Stored records:
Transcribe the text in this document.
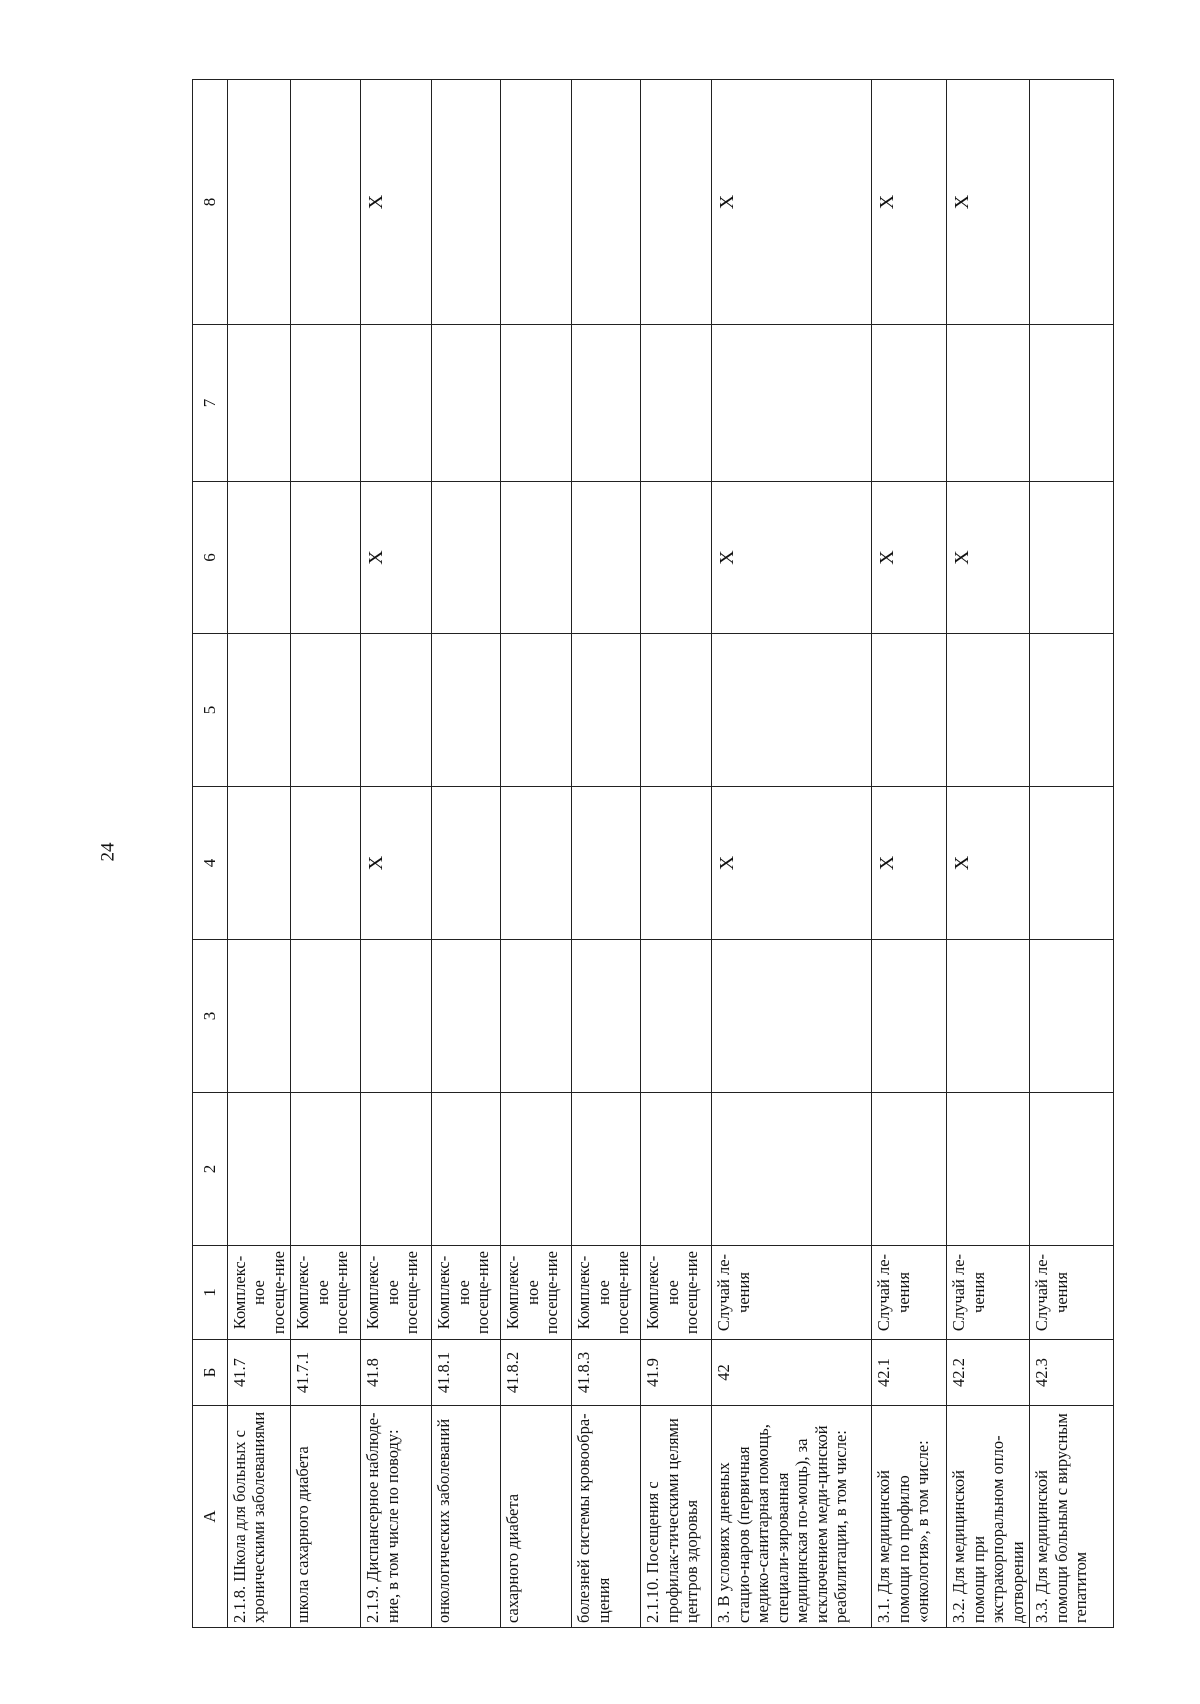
24
А	Б	1	2	3	4	5	6	7	8
2.1.8. Школа для больных с хроническими заболеваниями	41.7	Комплекс-ное посеще-ние							
школа сахарного диабета	41.7.1	Комплекс-ное посеще-ние							
2.1.9. Диспансерное наблюде-ние, в том числе по поводу:	41.8	Комплекс-ное посеще-ние			X		X		X
онкологических заболеваний	41.8.1	Комплекс-ное посеще-ние							
сахарного диабета	41.8.2	Комплекс-ное посеще-ние							
болезней системы кровообра-щения	41.8.3	Комплекс-ное посеще-ние							
2.1.10. Посещения с профилак-тическими целями центров здоровья	41.9	Комплекс-ное посеще-ние							
3. В условиях дневных стацио-наров (первичная медико-санитарная помощь, специали-зированная медицинская по-мощь), за исключением меди-цинской реабилитации, в том числе:	42	Случай ле-чения			X		X		X
3.1. Для медицинской помощи по профилю «онкология», в том числе:	42.1	Случай ле-чения			X		X		X
3.2. Для медицинской помощи при экстракорпоральном опло-дотворении	42.2	Случай ле-чения			X		X		X
3.3. Для медицинской помощи больным с вирусным гепатитом	42.3	Случай ле-чения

Problem to work on: Transcribe all of the records above character for character. Exclude the pictures.

Completed exercise:
Transcribe the text in this document.
24
А	Б	1	2	3	4	5	6	7	8
2.1.8. Школа для больных с хроническими заболеваниями	41.7	Комплекс-ное посеще-ние							
школа сахарного диабета	41.7.1	Комплекс-ное посеще-ние							
2.1.9. Диспансерное наблюде-ние, в том числе по поводу:	41.8	Комплекс-ное посеще-ние			X		X		X
онкологических заболеваний	41.8.1	Комплекс-ное посеще-ние							
сахарного диабета	41.8.2	Комплекс-ное посеще-ние							
болезней системы кровообра-щения	41.8.3	Комплекс-ное посеще-ние							
2.1.10. Посещения с профилак-тическими целями центров здоровья	41.9	Комплекс-ное посеще-ние							
3. В условиях дневных стацио-наров (первичная медико-санитарная помощь, специали-зированная медицинская по-мощь), за исключением меди-цинской реабилитации, в том числе:	42	Случай ле-чения			X		X		X
3.1. Для медицинской помощи по профилю «онкология», в том числе:	42.1	Случай ле-чения			X		X		X
3.2. Для медицинской помощи при экстракорпоральном опло-дотворении	42.2	Случай ле-чения			X		X		X
3.3. Для медицинской помощи больным с вирусным гепатитом	42.3	Случай ле-чения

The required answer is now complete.